Stated problem
Copy every line with the string "JSON" in it.
::::::::
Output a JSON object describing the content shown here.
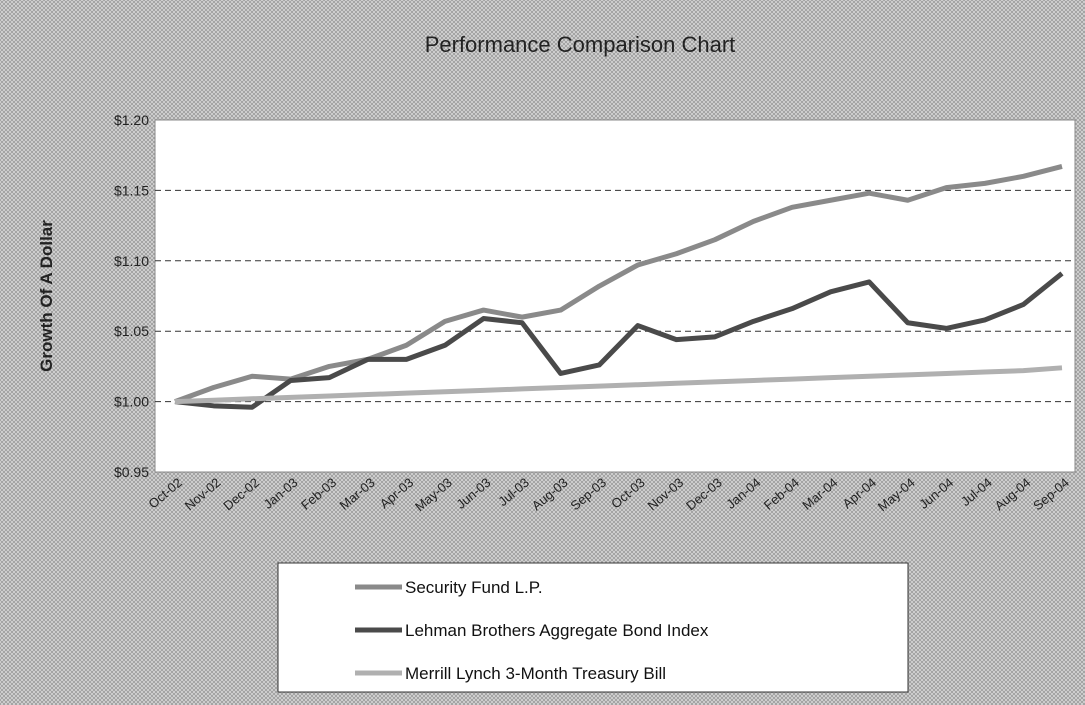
{
  "chart_data": {
    "type": "line",
    "title": "Performance Comparison Chart",
    "y_label": "Growth Of A Dollar",
    "categories": [
      "Oct-02",
      "Nov-02",
      "Dec-02",
      "Jan-03",
      "Feb-03",
      "Mar-03",
      "Apr-03",
      "May-03",
      "Jun-03",
      "Jul-03",
      "Aug-03",
      "Sep-03",
      "Oct-03",
      "Nov-03",
      "Dec-03",
      "Jan-04",
      "Feb-04",
      "Mar-04",
      "Apr-04",
      "May-04",
      "Jun-04",
      "Jul-04",
      "Aug-04",
      "Sep-04"
    ],
    "series": [
      {
        "name": "Security Fund L.P.",
        "color": "#8a8a8a",
        "values": [
          1.0,
          1.01,
          1.018,
          1.016,
          1.025,
          1.03,
          1.04,
          1.057,
          1.065,
          1.06,
          1.065,
          1.082,
          1.097,
          1.105,
          1.115,
          1.128,
          1.138,
          1.143,
          1.148,
          1.143,
          1.152,
          1.155,
          1.16,
          1.167
        ]
      },
      {
        "name": "Lehman Brothers Aggregate Bond Index",
        "color": "#4a4a4a",
        "values": [
          1.0,
          0.997,
          0.996,
          1.015,
          1.017,
          1.03,
          1.03,
          1.04,
          1.059,
          1.056,
          1.02,
          1.026,
          1.054,
          1.044,
          1.046,
          1.057,
          1.066,
          1.078,
          1.085,
          1.056,
          1.052,
          1.058,
          1.069,
          1.091
        ]
      },
      {
        "name": "Merrill Lynch 3-Month Treasury Bill",
        "color": "#b0b0b0",
        "values": [
          1.0,
          1.001,
          1.002,
          1.003,
          1.004,
          1.005,
          1.006,
          1.007,
          1.008,
          1.009,
          1.01,
          1.011,
          1.012,
          1.013,
          1.014,
          1.015,
          1.016,
          1.017,
          1.018,
          1.019,
          1.02,
          1.021,
          1.022,
          1.024
        ]
      }
    ],
    "ylim": [
      0.95,
      1.2
    ],
    "yticks": [
      {
        "value": 0.95,
        "label": "$0.95"
      },
      {
        "value": 1.0,
        "label": "$1.00"
      },
      {
        "value": 1.05,
        "label": "$1.05"
      },
      {
        "value": 1.1,
        "label": "$1.10"
      },
      {
        "value": 1.15,
        "label": "$1.15"
      },
      {
        "value": 1.2,
        "label": "$1.20"
      }
    ],
    "grid": true
  }
}
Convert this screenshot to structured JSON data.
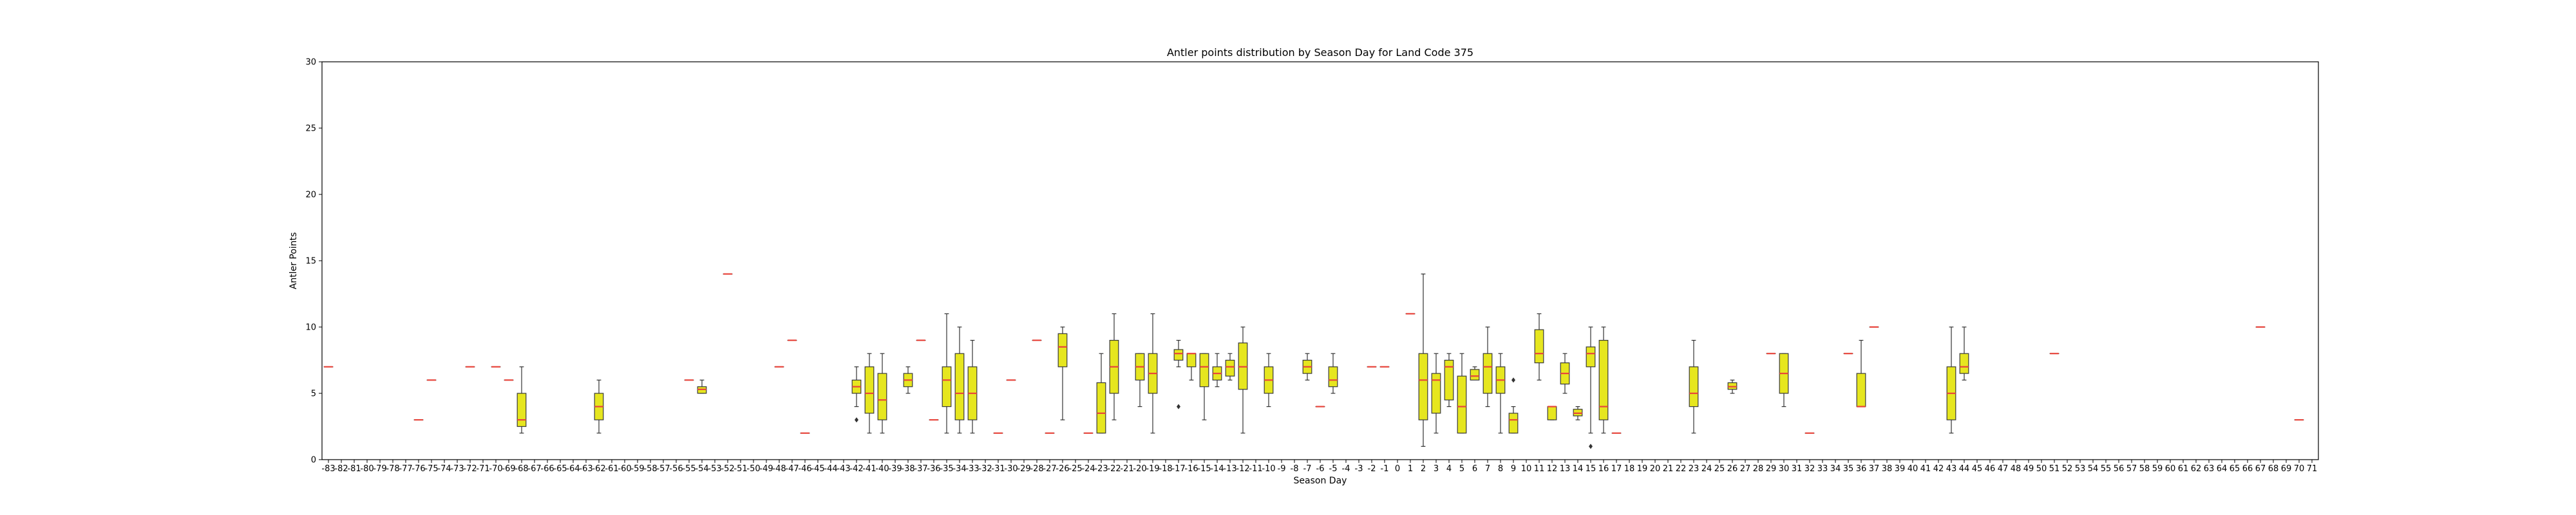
{
  "chart_data": {
    "type": "box",
    "title": "Antler points distribution by Season Day for Land Code 375",
    "xlabel": "Season Day",
    "ylabel": "Antler Points",
    "ylim": [
      0,
      30
    ],
    "yticks": [
      0,
      5,
      10,
      15,
      20,
      25,
      30
    ],
    "categories": [
      -83,
      -82,
      -81,
      -80,
      -79,
      -78,
      -77,
      -76,
      -75,
      -74,
      -73,
      -72,
      -71,
      -70,
      -69,
      -68,
      -67,
      -66,
      -65,
      -64,
      -63,
      -62,
      -61,
      -60,
      -59,
      -58,
      -57,
      -56,
      -55,
      -54,
      -53,
      -52,
      -51,
      -50,
      -49,
      -48,
      -47,
      -46,
      -45,
      -44,
      -43,
      -42,
      -41,
      -40,
      -39,
      -38,
      -37,
      -36,
      -35,
      -34,
      -33,
      -32,
      -31,
      -30,
      -29,
      -28,
      -27,
      -26,
      -25,
      -24,
      -23,
      -22,
      -21,
      -20,
      -19,
      -18,
      -17,
      -16,
      -15,
      -14,
      -13,
      -12,
      -11,
      -10,
      -9,
      -8,
      -7,
      -6,
      -5,
      -4,
      -3,
      -2,
      -1,
      0,
      1,
      2,
      3,
      4,
      5,
      6,
      7,
      8,
      9,
      10,
      11,
      12,
      13,
      14,
      15,
      16,
      17,
      18,
      19,
      20,
      21,
      22,
      23,
      24,
      25,
      26,
      27,
      28,
      29,
      30,
      31,
      32,
      33,
      34,
      35,
      36,
      37,
      38,
      39,
      40,
      41,
      42,
      43,
      44,
      45,
      46,
      47,
      48,
      49,
      50,
      51,
      52,
      53,
      54,
      55,
      56,
      57,
      58,
      59,
      60,
      61,
      62,
      63,
      64,
      65,
      66,
      67,
      68,
      69,
      70,
      71
    ],
    "boxes": [
      {
        "x": -83,
        "whislo": 7,
        "q1": 7,
        "med": 7,
        "q3": 7,
        "whishi": 7
      },
      {
        "x": -76,
        "whislo": 3,
        "q1": 3,
        "med": 3,
        "q3": 3,
        "whishi": 3
      },
      {
        "x": -75,
        "whislo": 6,
        "q1": 6,
        "med": 6,
        "q3": 6,
        "whishi": 6
      },
      {
        "x": -72,
        "whislo": 7,
        "q1": 7,
        "med": 7,
        "q3": 7,
        "whishi": 7
      },
      {
        "x": -70,
        "whislo": 7,
        "q1": 7,
        "med": 7,
        "q3": 7,
        "whishi": 7
      },
      {
        "x": -69,
        "whislo": 6,
        "q1": 6,
        "med": 6,
        "q3": 6,
        "whishi": 6
      },
      {
        "x": -68,
        "whislo": 2,
        "q1": 2.5,
        "med": 3,
        "q3": 5,
        "whishi": 7
      },
      {
        "x": -62,
        "whislo": 2,
        "q1": 3,
        "med": 4,
        "q3": 5,
        "whishi": 6
      },
      {
        "x": -55,
        "whislo": 6,
        "q1": 6,
        "med": 6,
        "q3": 6,
        "whishi": 6
      },
      {
        "x": -54,
        "whislo": 5,
        "q1": 5,
        "med": 5.3,
        "q3": 5.5,
        "whishi": 6
      },
      {
        "x": -52,
        "whislo": 14,
        "q1": 14,
        "med": 14,
        "q3": 14,
        "whishi": 14
      },
      {
        "x": -48,
        "whislo": 7,
        "q1": 7,
        "med": 7,
        "q3": 7,
        "whishi": 7
      },
      {
        "x": -47,
        "whislo": 9,
        "q1": 9,
        "med": 9,
        "q3": 9,
        "whishi": 9
      },
      {
        "x": -46,
        "whislo": 2,
        "q1": 2,
        "med": 2,
        "q3": 2,
        "whishi": 2
      },
      {
        "x": -42,
        "whislo": 4,
        "q1": 5,
        "med": 5.5,
        "q3": 6,
        "whishi": 7,
        "fliers": [
          3
        ]
      },
      {
        "x": -41,
        "whislo": 2,
        "q1": 3.5,
        "med": 5,
        "q3": 7,
        "whishi": 8
      },
      {
        "x": -40,
        "whislo": 2,
        "q1": 3,
        "med": 4.5,
        "q3": 6.5,
        "whishi": 8
      },
      {
        "x": -38,
        "whislo": 5,
        "q1": 5.5,
        "med": 6,
        "q3": 6.5,
        "whishi": 7
      },
      {
        "x": -37,
        "whislo": 9,
        "q1": 9,
        "med": 9,
        "q3": 9,
        "whishi": 9
      },
      {
        "x": -36,
        "whislo": 3,
        "q1": 3,
        "med": 3,
        "q3": 3,
        "whishi": 3
      },
      {
        "x": -35,
        "whislo": 2,
        "q1": 4,
        "med": 6,
        "q3": 7,
        "whishi": 11
      },
      {
        "x": -34,
        "whislo": 2,
        "q1": 3,
        "med": 5,
        "q3": 8,
        "whishi": 10
      },
      {
        "x": -33,
        "whislo": 2,
        "q1": 3,
        "med": 5,
        "q3": 7,
        "whishi": 9
      },
      {
        "x": -31,
        "whislo": 2,
        "q1": 2,
        "med": 2,
        "q3": 2,
        "whishi": 2
      },
      {
        "x": -30,
        "whislo": 6,
        "q1": 6,
        "med": 6,
        "q3": 6,
        "whishi": 6
      },
      {
        "x": -28,
        "whislo": 9,
        "q1": 9,
        "med": 9,
        "q3": 9,
        "whishi": 9
      },
      {
        "x": -27,
        "whislo": 2,
        "q1": 2,
        "med": 2,
        "q3": 2,
        "whishi": 2
      },
      {
        "x": -26,
        "whislo": 3,
        "q1": 7,
        "med": 8.5,
        "q3": 9.5,
        "whishi": 10
      },
      {
        "x": -24,
        "whislo": 2,
        "q1": 2,
        "med": 2,
        "q3": 2,
        "whishi": 2
      },
      {
        "x": -23,
        "whislo": 2,
        "q1": 2,
        "med": 3.5,
        "q3": 5.8,
        "whishi": 8
      },
      {
        "x": -22,
        "whislo": 3,
        "q1": 5,
        "med": 7,
        "q3": 9,
        "whishi": 11
      },
      {
        "x": -20,
        "whislo": 4,
        "q1": 6,
        "med": 7,
        "q3": 8,
        "whishi": 8
      },
      {
        "x": -19,
        "whislo": 2,
        "q1": 5,
        "med": 6.5,
        "q3": 8,
        "whishi": 11
      },
      {
        "x": -17,
        "whislo": 7,
        "q1": 7.5,
        "med": 8,
        "q3": 8.3,
        "whishi": 9,
        "fliers": [
          4
        ]
      },
      {
        "x": -16,
        "whislo": 6,
        "q1": 7,
        "med": 8,
        "q3": 8,
        "whishi": 8
      },
      {
        "x": -15,
        "whislo": 3,
        "q1": 5.5,
        "med": 7,
        "q3": 8,
        "whishi": 8
      },
      {
        "x": -14,
        "whislo": 5.5,
        "q1": 6,
        "med": 6.5,
        "q3": 7,
        "whishi": 8
      },
      {
        "x": -13,
        "whislo": 6,
        "q1": 6.3,
        "med": 7,
        "q3": 7.5,
        "whishi": 8
      },
      {
        "x": -12,
        "whislo": 2,
        "q1": 5.3,
        "med": 7,
        "q3": 8.8,
        "whishi": 10
      },
      {
        "x": -10,
        "whislo": 4,
        "q1": 5,
        "med": 6,
        "q3": 7,
        "whishi": 8
      },
      {
        "x": -7,
        "whislo": 6,
        "q1": 6.5,
        "med": 7,
        "q3": 7.5,
        "whishi": 8
      },
      {
        "x": -6,
        "whislo": 4,
        "q1": 4,
        "med": 4,
        "q3": 4,
        "whishi": 4
      },
      {
        "x": -5,
        "whislo": 5,
        "q1": 5.5,
        "med": 6,
        "q3": 7,
        "whishi": 8
      },
      {
        "x": -2,
        "whislo": 7,
        "q1": 7,
        "med": 7,
        "q3": 7,
        "whishi": 7
      },
      {
        "x": -1,
        "whislo": 7,
        "q1": 7,
        "med": 7,
        "q3": 7,
        "whishi": 7
      },
      {
        "x": 1,
        "whislo": 11,
        "q1": 11,
        "med": 11,
        "q3": 11,
        "whishi": 11
      },
      {
        "x": 2,
        "whislo": 1,
        "q1": 3,
        "med": 6,
        "q3": 8,
        "whishi": 14
      },
      {
        "x": 3,
        "whislo": 2,
        "q1": 3.5,
        "med": 6,
        "q3": 6.5,
        "whishi": 8
      },
      {
        "x": 4,
        "whislo": 4,
        "q1": 4.5,
        "med": 7,
        "q3": 7.5,
        "whishi": 8
      },
      {
        "x": 5,
        "whislo": 2,
        "q1": 2,
        "med": 4,
        "q3": 6.3,
        "whishi": 8
      },
      {
        "x": 6,
        "whislo": 6,
        "q1": 6,
        "med": 6.3,
        "q3": 6.8,
        "whishi": 7
      },
      {
        "x": 7,
        "whislo": 4,
        "q1": 5,
        "med": 7,
        "q3": 8,
        "whishi": 10
      },
      {
        "x": 8,
        "whislo": 2,
        "q1": 5,
        "med": 6,
        "q3": 7,
        "whishi": 8
      },
      {
        "x": 9,
        "whislo": 2,
        "q1": 2,
        "med": 3,
        "q3": 3.5,
        "whishi": 4,
        "fliers": [
          6
        ]
      },
      {
        "x": 11,
        "whislo": 6,
        "q1": 7.3,
        "med": 8,
        "q3": 9.8,
        "whishi": 11
      },
      {
        "x": 12,
        "whislo": 3,
        "q1": 3,
        "med": 4,
        "q3": 4,
        "whishi": 4
      },
      {
        "x": 13,
        "whislo": 5,
        "q1": 5.7,
        "med": 6.5,
        "q3": 7.3,
        "whishi": 8
      },
      {
        "x": 14,
        "whislo": 3,
        "q1": 3.3,
        "med": 3.5,
        "q3": 3.8,
        "whishi": 4
      },
      {
        "x": 15,
        "whislo": 2,
        "q1": 7,
        "med": 8,
        "q3": 8.5,
        "whishi": 10,
        "fliers": [
          1
        ]
      },
      {
        "x": 16,
        "whislo": 2,
        "q1": 3,
        "med": 4,
        "q3": 9,
        "whishi": 10
      },
      {
        "x": 17,
        "whislo": 2,
        "q1": 2,
        "med": 2,
        "q3": 2,
        "whishi": 2
      },
      {
        "x": 23,
        "whislo": 2,
        "q1": 4,
        "med": 5,
        "q3": 7,
        "whishi": 9
      },
      {
        "x": 26,
        "whislo": 5,
        "q1": 5.3,
        "med": 5.5,
        "q3": 5.8,
        "whishi": 6
      },
      {
        "x": 29,
        "whislo": 8,
        "q1": 8,
        "med": 8,
        "q3": 8,
        "whishi": 8
      },
      {
        "x": 30,
        "whislo": 4,
        "q1": 5,
        "med": 6.5,
        "q3": 8,
        "whishi": 8
      },
      {
        "x": 32,
        "whislo": 2,
        "q1": 2,
        "med": 2,
        "q3": 2,
        "whishi": 2
      },
      {
        "x": 35,
        "whislo": 8,
        "q1": 8,
        "med": 8,
        "q3": 8,
        "whishi": 8
      },
      {
        "x": 36,
        "whislo": 4,
        "q1": 4,
        "med": 4,
        "q3": 6.5,
        "whishi": 9
      },
      {
        "x": 37,
        "whislo": 10,
        "q1": 10,
        "med": 10,
        "q3": 10,
        "whishi": 10
      },
      {
        "x": 43,
        "whislo": 2,
        "q1": 3,
        "med": 5,
        "q3": 7,
        "whishi": 10
      },
      {
        "x": 44,
        "whislo": 6,
        "q1": 6.5,
        "med": 7,
        "q3": 8,
        "whishi": 10
      },
      {
        "x": 51,
        "whislo": 8,
        "q1": 8,
        "med": 8,
        "q3": 8,
        "whishi": 8
      },
      {
        "x": 67,
        "whislo": 10,
        "q1": 10,
        "med": 10,
        "q3": 10,
        "whishi": 10
      },
      {
        "x": 70,
        "whislo": 3,
        "q1": 3,
        "med": 3,
        "q3": 3,
        "whishi": 3
      }
    ],
    "colors": {
      "box_fill": "#e6e61f",
      "box_edge": "#3a3a3a",
      "median": "#e8453c",
      "whisker": "#333333",
      "flier": "#333333",
      "axis": "#000000",
      "background": "#ffffff"
    },
    "grid": false
  }
}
::::::::
Output below
Output a JSON object describing the content shown here.
Convert this screenshot to structured JSON data.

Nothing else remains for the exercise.